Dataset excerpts
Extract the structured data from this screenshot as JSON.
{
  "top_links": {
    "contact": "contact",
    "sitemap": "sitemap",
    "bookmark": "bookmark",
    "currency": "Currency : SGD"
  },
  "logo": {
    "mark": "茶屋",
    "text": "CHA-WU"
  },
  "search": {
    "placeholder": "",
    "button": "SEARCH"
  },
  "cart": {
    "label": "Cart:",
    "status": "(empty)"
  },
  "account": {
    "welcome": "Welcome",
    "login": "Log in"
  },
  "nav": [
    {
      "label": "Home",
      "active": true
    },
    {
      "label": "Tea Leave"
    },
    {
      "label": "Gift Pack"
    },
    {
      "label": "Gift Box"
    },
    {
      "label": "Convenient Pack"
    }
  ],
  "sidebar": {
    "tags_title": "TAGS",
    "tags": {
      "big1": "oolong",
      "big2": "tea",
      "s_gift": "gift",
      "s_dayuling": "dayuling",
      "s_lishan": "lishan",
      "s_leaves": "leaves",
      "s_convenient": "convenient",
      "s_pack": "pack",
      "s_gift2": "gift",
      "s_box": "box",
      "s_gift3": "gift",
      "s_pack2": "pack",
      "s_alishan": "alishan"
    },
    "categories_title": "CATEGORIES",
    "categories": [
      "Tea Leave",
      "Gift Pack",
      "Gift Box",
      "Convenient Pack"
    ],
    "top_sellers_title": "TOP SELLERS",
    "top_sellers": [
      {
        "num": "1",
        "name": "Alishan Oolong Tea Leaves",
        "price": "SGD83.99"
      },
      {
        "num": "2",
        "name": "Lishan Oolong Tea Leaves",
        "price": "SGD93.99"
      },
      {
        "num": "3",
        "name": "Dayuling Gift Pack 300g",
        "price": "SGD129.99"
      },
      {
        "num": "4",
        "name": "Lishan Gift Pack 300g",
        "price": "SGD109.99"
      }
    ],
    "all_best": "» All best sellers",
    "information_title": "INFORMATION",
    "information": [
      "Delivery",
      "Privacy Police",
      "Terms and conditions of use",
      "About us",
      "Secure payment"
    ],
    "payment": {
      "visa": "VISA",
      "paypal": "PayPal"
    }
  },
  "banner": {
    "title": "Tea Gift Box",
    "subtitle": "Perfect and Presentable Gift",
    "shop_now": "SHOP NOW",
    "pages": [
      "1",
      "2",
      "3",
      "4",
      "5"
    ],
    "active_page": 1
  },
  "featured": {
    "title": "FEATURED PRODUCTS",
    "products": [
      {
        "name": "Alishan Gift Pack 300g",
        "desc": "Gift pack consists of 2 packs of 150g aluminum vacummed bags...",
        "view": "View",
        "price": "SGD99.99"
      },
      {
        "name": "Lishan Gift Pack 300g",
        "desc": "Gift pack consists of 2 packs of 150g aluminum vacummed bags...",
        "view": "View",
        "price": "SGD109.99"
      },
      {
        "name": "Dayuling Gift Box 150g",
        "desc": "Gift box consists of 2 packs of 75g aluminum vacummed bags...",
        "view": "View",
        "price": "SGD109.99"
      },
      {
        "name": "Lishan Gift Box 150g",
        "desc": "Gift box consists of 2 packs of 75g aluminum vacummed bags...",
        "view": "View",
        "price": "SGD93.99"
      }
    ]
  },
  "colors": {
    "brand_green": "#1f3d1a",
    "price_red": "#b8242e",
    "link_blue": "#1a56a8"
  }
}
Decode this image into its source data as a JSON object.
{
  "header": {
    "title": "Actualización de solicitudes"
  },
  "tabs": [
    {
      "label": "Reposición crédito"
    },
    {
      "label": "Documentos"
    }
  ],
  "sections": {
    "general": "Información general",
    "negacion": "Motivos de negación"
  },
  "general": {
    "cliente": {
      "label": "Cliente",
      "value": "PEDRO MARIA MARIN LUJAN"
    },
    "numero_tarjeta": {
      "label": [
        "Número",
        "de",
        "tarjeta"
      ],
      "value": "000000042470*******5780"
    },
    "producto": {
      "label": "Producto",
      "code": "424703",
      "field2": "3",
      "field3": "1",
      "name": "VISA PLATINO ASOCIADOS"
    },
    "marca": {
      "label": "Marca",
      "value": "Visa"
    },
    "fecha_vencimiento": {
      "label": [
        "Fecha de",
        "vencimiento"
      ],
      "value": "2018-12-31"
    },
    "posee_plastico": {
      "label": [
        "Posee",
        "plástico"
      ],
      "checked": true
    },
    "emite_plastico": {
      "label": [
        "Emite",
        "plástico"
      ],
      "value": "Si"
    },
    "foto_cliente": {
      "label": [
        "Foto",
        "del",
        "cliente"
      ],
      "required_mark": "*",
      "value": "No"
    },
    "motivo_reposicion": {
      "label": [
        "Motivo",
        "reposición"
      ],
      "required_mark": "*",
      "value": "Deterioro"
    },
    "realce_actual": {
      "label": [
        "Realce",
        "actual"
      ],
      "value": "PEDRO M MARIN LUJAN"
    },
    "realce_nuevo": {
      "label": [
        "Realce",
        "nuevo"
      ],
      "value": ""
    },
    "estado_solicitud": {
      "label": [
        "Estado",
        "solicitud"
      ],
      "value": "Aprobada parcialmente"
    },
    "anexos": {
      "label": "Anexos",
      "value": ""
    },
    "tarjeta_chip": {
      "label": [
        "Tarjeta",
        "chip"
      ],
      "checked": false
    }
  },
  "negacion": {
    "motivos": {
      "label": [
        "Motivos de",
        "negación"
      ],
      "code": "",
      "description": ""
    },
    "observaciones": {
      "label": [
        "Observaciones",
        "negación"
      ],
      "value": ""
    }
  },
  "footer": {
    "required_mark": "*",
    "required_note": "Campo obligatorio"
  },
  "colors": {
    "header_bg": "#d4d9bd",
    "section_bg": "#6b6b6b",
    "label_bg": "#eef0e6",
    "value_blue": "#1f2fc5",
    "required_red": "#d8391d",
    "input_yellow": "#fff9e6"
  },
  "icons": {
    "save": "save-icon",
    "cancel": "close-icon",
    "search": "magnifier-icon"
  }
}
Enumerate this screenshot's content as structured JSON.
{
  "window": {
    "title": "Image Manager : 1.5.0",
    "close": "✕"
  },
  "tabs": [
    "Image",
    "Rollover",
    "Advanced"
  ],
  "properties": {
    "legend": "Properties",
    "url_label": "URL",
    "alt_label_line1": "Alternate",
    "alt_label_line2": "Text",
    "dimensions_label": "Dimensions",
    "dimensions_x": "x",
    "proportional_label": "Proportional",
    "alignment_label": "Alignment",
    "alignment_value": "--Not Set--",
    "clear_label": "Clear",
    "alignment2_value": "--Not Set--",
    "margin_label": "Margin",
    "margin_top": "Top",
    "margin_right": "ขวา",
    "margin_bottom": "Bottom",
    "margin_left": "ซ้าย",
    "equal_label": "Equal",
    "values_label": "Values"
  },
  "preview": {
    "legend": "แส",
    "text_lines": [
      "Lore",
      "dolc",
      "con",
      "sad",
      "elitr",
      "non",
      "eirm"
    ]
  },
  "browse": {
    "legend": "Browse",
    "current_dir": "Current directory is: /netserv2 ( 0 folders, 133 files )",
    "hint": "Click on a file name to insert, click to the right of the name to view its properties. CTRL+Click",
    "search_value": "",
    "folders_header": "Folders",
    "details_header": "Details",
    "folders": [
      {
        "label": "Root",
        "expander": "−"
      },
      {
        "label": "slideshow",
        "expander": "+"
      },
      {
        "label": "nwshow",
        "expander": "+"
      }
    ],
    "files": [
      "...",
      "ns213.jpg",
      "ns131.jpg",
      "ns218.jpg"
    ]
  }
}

Directive: Lines that hold the word "files" are the ones to return, every one of them.

Answer below:
    "current_dir": "Current directory is: /netserv2 ( 0 folders, 133 files )",
    "files": [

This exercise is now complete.